### TASK DIRECTIONS
Transcribe the records that follow, preserving every word.

### EXTRACTED DATA
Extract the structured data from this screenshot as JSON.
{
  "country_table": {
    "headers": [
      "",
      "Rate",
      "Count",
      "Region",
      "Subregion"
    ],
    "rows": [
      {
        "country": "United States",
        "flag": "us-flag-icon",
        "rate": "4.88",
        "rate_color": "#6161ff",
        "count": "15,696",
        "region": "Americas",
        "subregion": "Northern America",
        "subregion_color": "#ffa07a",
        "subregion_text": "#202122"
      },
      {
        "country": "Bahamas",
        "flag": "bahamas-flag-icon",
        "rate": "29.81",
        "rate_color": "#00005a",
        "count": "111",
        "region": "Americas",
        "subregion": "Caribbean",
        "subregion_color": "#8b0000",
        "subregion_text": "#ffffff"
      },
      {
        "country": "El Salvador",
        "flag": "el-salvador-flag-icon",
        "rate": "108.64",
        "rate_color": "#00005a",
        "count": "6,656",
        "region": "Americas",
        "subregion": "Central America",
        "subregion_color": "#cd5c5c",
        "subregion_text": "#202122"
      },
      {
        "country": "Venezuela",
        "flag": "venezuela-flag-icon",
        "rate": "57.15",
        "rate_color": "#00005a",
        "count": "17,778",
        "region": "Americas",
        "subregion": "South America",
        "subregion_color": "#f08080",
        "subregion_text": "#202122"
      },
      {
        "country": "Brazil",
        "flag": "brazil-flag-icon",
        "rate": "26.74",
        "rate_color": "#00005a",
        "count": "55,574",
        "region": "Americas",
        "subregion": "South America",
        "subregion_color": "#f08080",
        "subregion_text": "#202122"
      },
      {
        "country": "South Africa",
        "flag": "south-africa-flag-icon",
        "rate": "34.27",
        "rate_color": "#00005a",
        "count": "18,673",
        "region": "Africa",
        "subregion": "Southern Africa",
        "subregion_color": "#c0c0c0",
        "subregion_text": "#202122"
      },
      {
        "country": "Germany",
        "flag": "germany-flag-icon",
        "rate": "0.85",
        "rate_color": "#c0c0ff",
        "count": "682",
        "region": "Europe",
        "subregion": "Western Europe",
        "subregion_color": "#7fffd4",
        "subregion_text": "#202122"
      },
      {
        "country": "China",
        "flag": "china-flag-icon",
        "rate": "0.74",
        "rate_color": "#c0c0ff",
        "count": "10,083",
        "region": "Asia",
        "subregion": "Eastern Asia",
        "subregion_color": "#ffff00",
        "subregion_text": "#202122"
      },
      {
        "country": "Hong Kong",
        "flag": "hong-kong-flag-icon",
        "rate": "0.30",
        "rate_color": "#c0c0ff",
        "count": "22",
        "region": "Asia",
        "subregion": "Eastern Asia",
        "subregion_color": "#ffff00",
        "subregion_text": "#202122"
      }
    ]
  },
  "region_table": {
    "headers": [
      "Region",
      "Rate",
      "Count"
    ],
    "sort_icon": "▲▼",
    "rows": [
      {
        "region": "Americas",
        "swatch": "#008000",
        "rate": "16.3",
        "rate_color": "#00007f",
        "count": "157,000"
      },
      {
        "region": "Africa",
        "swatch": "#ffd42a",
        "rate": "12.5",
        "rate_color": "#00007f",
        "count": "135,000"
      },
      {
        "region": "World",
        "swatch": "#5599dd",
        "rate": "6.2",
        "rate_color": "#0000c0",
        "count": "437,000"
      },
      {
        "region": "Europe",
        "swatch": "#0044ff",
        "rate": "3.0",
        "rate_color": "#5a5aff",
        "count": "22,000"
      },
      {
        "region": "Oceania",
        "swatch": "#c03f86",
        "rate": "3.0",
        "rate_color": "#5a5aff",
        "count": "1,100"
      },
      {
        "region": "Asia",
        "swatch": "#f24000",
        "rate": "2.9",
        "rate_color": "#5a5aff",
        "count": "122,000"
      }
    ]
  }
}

### SOLUTION TO THIS PROBLEM
Extract the structured data from this screenshot as JSON.
{
  "country_table": {
    "headers": [
      "",
      "Rate",
      "Count",
      "Region",
      "Subregion"
    ],
    "rows": [
      {
        "country": "United States",
        "flag": "us-flag-icon",
        "rate": "4.88",
        "rate_color": "#6161ff",
        "count": "15,696",
        "region": "Americas",
        "subregion": "Northern America",
        "subregion_color": "#ffa07a",
        "subregion_text": "#202122"
      },
      {
        "country": "Bahamas",
        "flag": "bahamas-flag-icon",
        "rate": "29.81",
        "rate_color": "#00005a",
        "count": "111",
        "region": "Americas",
        "subregion": "Caribbean",
        "subregion_color": "#8b0000",
        "subregion_text": "#ffffff"
      },
      {
        "country": "El Salvador",
        "flag": "el-salvador-flag-icon",
        "rate": "108.64",
        "rate_color": "#00005a",
        "count": "6,656",
        "region": "Americas",
        "subregion": "Central America",
        "subregion_color": "#cd5c5c",
        "subregion_text": "#202122"
      },
      {
        "country": "Venezuela",
        "flag": "venezuela-flag-icon",
        "rate": "57.15",
        "rate_color": "#00005a",
        "count": "17,778",
        "region": "Americas",
        "subregion": "South America",
        "subregion_color": "#f08080",
        "subregion_text": "#202122"
      },
      {
        "country": "Brazil",
        "flag": "brazil-flag-icon",
        "rate": "26.74",
        "rate_color": "#00005a",
        "count": "55,574",
        "region": "Americas",
        "subregion": "South America",
        "subregion_color": "#f08080",
        "subregion_text": "#202122"
      },
      {
        "country": "South Africa",
        "flag": "south-africa-flag-icon",
        "rate": "34.27",
        "rate_color": "#00005a",
        "count": "18,673",
        "region": "Africa",
        "subregion": "Southern Africa",
        "subregion_color": "#c0c0c0",
        "subregion_text": "#202122"
      },
      {
        "country": "Germany",
        "flag": "germany-flag-icon",
        "rate": "0.85",
        "rate_color": "#c0c0ff",
        "count": "682",
        "region": "Europe",
        "subregion": "Western Europe",
        "subregion_color": "#7fffd4",
        "subregion_text": "#202122"
      },
      {
        "country": "China",
        "flag": "china-flag-icon",
        "rate": "0.74",
        "rate_color": "#c0c0ff",
        "count": "10,083",
        "region": "Asia",
        "subregion": "Eastern Asia",
        "subregion_color": "#ffff00",
        "subregion_text": "#202122"
      },
      {
        "country": "Hong Kong",
        "flag": "hong-kong-flag-icon",
        "rate": "0.30",
        "rate_color": "#c0c0ff",
        "count": "22",
        "region": "Asia",
        "subregion": "Eastern Asia",
        "subregion_color": "#ffff00",
        "subregion_text": "#202122"
      }
    ]
  },
  "region_table": {
    "headers": [
      "Region",
      "Rate",
      "Count"
    ],
    "sort_icon": "▲▼",
    "rows": [
      {
        "region": "Americas",
        "swatch": "#008000",
        "rate": "16.3",
        "rate_color": "#00007f",
        "count": "157,000"
      },
      {
        "region": "Africa",
        "swatch": "#ffd42a",
        "rate": "12.5",
        "rate_color": "#00007f",
        "count": "135,000"
      },
      {
        "region": "World",
        "swatch": "#5599dd",
        "rate": "6.2",
        "rate_color": "#0000c0",
        "count": "437,000"
      },
      {
        "region": "Europe",
        "swatch": "#0044ff",
        "rate": "3.0",
        "rate_color": "#5a5aff",
        "count": "22,000"
      },
      {
        "region": "Oceania",
        "swatch": "#c03f86",
        "rate": "3.0",
        "rate_color": "#5a5aff",
        "count": "1,100"
      },
      {
        "region": "Asia",
        "swatch": "#f24000",
        "rate": "2.9",
        "rate_color": "#5a5aff",
        "count": "122,000"
      }
    ]
  }
}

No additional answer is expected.